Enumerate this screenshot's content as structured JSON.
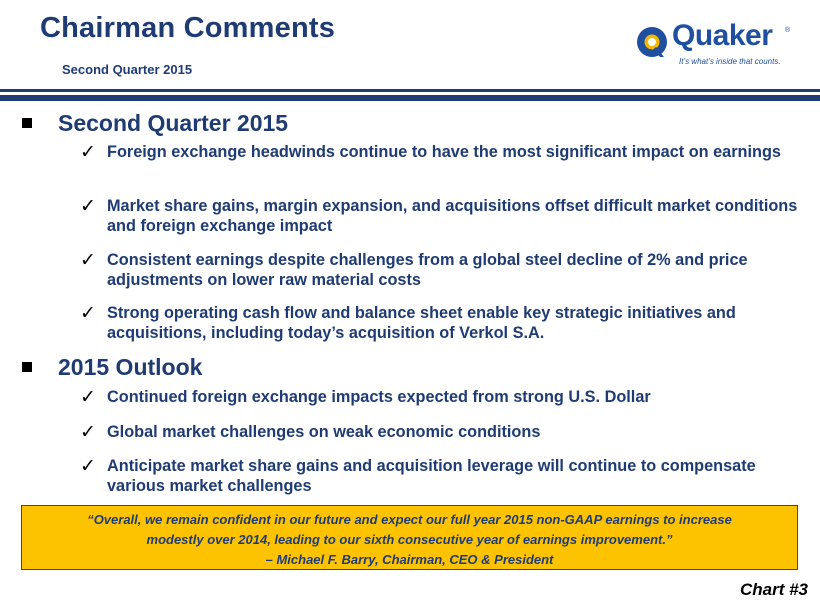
{
  "header": {
    "title": "Chairman Comments",
    "subtitle": "Second Quarter 2015"
  },
  "logo": {
    "word": "Quaker",
    "tagline": "It’s what’s inside that counts.",
    "registered": "®",
    "color": "#1f4f9e",
    "accent": "#f5b800"
  },
  "sections": [
    {
      "heading": "Second Quarter 2015",
      "items": [
        "Foreign exchange headwinds continue to have the most significant impact on earnings",
        "Market share gains, margin expansion, and acquisitions offset difficult market conditions and foreign exchange impact",
        "Consistent earnings despite challenges from a global steel decline of 2% and price adjustments on lower raw material costs",
        "Strong operating cash flow and balance sheet enable key strategic initiatives and acquisitions, including today’s acquisition of Verkol S.A."
      ]
    },
    {
      "heading": "2015 Outlook",
      "items": [
        "Continued foreign exchange impacts expected from strong U.S. Dollar",
        "Global market challenges on weak economic conditions",
        "Anticipate market share gains and acquisition leverage will continue to compensate various market challenges"
      ]
    }
  ],
  "quote": {
    "line1": "“Overall, we remain confident in our future and expect our full year 2015 non-GAAP earnings to increase",
    "line2": "modestly over 2014, leading to our sixth consecutive year of earnings improvement.”",
    "attribution": "– Michael F. Barry, Chairman, CEO & President"
  },
  "footer": {
    "chart_number": "Chart #3"
  },
  "colors": {
    "primary": "#1f3b73",
    "quote_background": "#fdc300"
  },
  "icons": {
    "bullet": "square-bullet-icon",
    "check": "checkmark-icon"
  }
}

────────────────

SHORT PROBLEM:
Copy every record above exactly, leaving out the pictures.

ANSWER TO THE TASK:
Enumerate this screenshot's content as structured JSON.
{
  "header": {
    "title": "Chairman Comments",
    "subtitle": "Second Quarter 2015"
  },
  "logo": {
    "word": "Quaker",
    "tagline": "It’s what’s inside that counts.",
    "registered": "®",
    "color": "#1f4f9e",
    "accent": "#f5b800"
  },
  "sections": [
    {
      "heading": "Second Quarter 2015",
      "items": [
        "Foreign exchange headwinds continue to have the most significant impact on earnings",
        "Market share gains, margin expansion, and acquisitions offset difficult market conditions and foreign exchange impact",
        "Consistent earnings despite challenges from a global steel decline of 2% and price adjustments on lower raw material costs",
        "Strong operating cash flow and balance sheet enable key strategic initiatives and acquisitions, including today’s acquisition of Verkol S.A."
      ]
    },
    {
      "heading": "2015 Outlook",
      "items": [
        "Continued foreign exchange impacts expected from strong U.S. Dollar",
        "Global market challenges on weak economic conditions",
        "Anticipate market share gains and acquisition leverage will continue to compensate various market challenges"
      ]
    }
  ],
  "quote": {
    "line1": "“Overall, we remain confident in our future and expect our full year 2015 non-GAAP earnings to increase",
    "line2": "modestly over 2014, leading to our sixth consecutive year of earnings improvement.”",
    "attribution": "– Michael F. Barry, Chairman, CEO & President"
  },
  "footer": {
    "chart_number": "Chart #3"
  },
  "colors": {
    "primary": "#1f3b73",
    "quote_background": "#fdc300"
  },
  "icons": {
    "bullet": "square-bullet-icon",
    "check": "checkmark-icon"
  }
}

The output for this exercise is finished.